_WHAT THIS TASK INVOLVES:_ Wherever a line in the data below holds "xlabel", copy that line.

#### TASK INPUTS ####

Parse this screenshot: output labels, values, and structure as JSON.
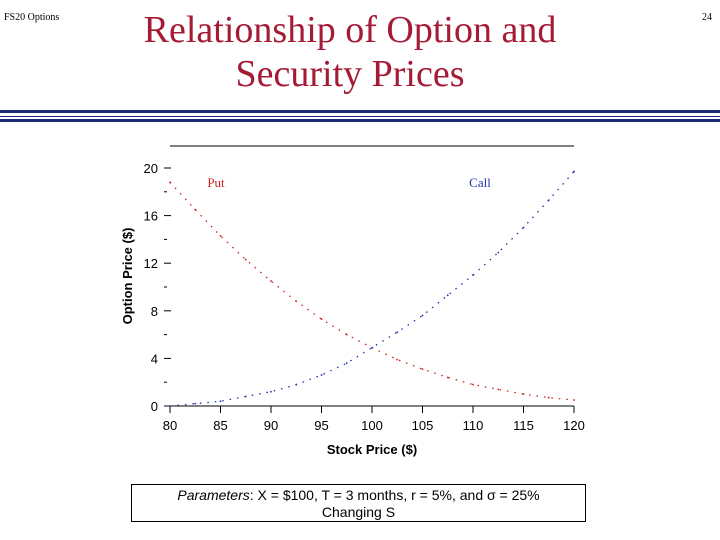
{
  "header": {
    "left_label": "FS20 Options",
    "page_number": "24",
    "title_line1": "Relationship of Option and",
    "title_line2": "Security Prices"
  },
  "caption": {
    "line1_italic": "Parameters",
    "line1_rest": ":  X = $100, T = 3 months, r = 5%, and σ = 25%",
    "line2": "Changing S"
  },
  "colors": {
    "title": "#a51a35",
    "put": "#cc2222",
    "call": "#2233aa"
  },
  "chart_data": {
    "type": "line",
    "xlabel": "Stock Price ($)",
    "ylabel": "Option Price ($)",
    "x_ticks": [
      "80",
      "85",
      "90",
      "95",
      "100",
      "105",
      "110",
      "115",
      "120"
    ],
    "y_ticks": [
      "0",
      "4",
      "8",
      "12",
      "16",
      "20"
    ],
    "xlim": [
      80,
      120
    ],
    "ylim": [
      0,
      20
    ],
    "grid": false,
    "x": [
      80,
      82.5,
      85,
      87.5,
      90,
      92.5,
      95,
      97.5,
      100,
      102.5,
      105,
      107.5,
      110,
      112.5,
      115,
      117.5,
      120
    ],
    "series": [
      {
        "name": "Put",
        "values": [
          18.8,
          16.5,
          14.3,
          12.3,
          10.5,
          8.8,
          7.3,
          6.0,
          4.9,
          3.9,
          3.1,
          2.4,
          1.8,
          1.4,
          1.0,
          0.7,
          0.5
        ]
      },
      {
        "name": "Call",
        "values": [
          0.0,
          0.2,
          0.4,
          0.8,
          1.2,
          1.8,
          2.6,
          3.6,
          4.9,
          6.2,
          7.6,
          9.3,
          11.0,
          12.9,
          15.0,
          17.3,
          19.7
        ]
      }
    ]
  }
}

####
#### TASK INPUTS ####

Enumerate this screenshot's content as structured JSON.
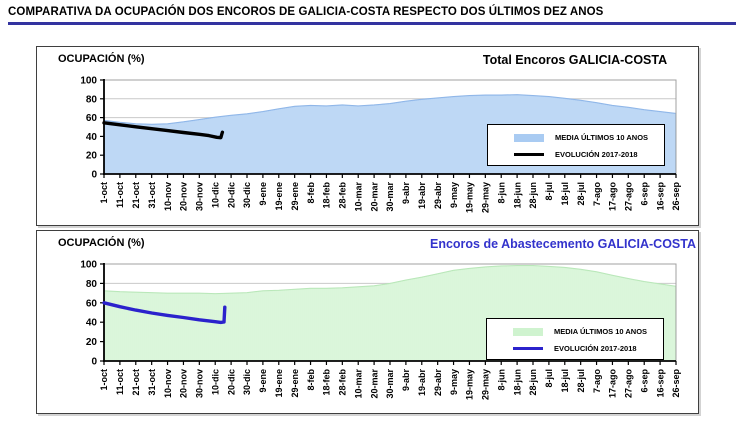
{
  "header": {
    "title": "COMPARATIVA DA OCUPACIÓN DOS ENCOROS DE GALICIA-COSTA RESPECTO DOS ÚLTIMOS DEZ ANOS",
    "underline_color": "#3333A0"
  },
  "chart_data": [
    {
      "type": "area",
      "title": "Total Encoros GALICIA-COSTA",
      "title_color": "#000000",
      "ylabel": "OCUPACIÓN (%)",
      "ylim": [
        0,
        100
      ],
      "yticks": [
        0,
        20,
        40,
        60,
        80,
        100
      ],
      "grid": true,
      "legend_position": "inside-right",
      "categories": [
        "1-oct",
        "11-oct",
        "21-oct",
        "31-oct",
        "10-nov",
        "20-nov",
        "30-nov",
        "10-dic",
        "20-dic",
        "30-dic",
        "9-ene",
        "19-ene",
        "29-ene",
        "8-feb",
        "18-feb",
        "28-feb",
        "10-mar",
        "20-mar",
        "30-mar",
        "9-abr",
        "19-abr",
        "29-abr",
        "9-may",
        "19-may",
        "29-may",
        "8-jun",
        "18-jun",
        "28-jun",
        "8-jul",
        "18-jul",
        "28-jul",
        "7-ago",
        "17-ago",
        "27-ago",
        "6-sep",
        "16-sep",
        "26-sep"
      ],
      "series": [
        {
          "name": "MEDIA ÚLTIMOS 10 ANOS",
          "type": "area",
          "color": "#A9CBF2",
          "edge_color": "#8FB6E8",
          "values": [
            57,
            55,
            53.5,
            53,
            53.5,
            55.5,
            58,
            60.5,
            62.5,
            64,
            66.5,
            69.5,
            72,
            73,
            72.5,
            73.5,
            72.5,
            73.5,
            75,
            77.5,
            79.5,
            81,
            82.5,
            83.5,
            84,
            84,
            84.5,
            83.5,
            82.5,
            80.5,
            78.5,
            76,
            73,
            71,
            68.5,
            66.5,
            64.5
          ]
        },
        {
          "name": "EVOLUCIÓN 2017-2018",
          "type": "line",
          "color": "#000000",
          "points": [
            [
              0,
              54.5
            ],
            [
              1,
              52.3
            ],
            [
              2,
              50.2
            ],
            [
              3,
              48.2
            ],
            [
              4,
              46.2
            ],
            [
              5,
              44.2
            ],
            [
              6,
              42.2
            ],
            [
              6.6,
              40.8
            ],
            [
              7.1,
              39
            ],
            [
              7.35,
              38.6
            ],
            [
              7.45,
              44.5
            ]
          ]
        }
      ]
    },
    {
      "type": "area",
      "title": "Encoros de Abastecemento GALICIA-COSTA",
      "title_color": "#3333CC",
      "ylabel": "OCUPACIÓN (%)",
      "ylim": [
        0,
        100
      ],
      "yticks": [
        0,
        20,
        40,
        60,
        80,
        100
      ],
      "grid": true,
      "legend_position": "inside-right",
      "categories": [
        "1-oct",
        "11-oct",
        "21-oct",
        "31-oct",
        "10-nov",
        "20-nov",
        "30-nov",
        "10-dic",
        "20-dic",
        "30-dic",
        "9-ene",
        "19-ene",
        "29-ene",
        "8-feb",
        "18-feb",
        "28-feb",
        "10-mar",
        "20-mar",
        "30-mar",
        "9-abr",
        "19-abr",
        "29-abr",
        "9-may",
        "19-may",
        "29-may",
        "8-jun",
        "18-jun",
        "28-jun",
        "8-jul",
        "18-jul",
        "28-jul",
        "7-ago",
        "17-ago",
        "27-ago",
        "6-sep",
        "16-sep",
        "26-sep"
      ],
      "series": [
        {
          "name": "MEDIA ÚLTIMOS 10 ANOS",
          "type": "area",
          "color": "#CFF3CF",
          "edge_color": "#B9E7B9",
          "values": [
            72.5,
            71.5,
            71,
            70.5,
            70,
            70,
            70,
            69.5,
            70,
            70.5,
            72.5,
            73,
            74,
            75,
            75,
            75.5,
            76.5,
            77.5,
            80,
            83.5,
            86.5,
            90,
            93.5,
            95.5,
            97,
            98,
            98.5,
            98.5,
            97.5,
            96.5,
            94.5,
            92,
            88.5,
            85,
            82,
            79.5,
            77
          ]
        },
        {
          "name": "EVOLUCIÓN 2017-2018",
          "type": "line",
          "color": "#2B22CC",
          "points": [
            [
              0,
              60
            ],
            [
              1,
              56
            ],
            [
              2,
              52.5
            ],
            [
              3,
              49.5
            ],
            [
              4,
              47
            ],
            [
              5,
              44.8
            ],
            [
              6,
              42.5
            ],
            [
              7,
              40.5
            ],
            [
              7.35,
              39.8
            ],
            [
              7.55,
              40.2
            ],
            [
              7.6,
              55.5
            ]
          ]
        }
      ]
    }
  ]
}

####
#### TASK INPUTS ####

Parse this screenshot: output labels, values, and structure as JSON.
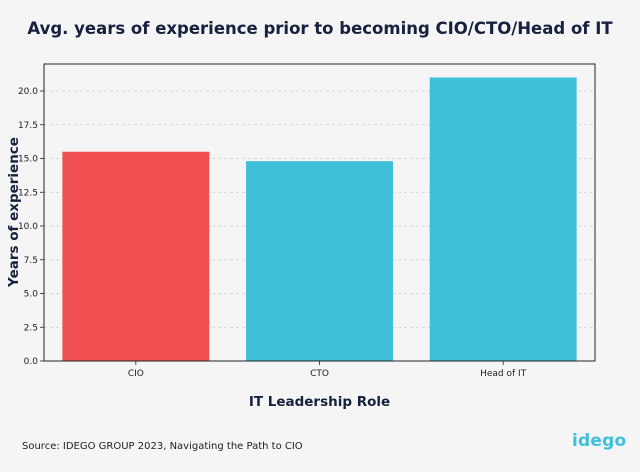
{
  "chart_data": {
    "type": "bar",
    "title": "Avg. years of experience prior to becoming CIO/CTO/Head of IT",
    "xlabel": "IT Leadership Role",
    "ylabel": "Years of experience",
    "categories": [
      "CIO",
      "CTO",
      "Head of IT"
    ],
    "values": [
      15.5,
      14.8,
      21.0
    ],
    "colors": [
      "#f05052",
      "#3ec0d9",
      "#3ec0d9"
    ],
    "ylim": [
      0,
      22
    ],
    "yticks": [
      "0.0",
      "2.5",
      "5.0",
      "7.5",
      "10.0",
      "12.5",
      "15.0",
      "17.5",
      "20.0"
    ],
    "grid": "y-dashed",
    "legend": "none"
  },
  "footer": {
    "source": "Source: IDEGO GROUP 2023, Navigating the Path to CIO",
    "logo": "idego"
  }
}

####

_ANSWER FOR THE TASK:_
    "xlabel": "Stock Price ($)",
    "xlabel": "IT Leadership Role",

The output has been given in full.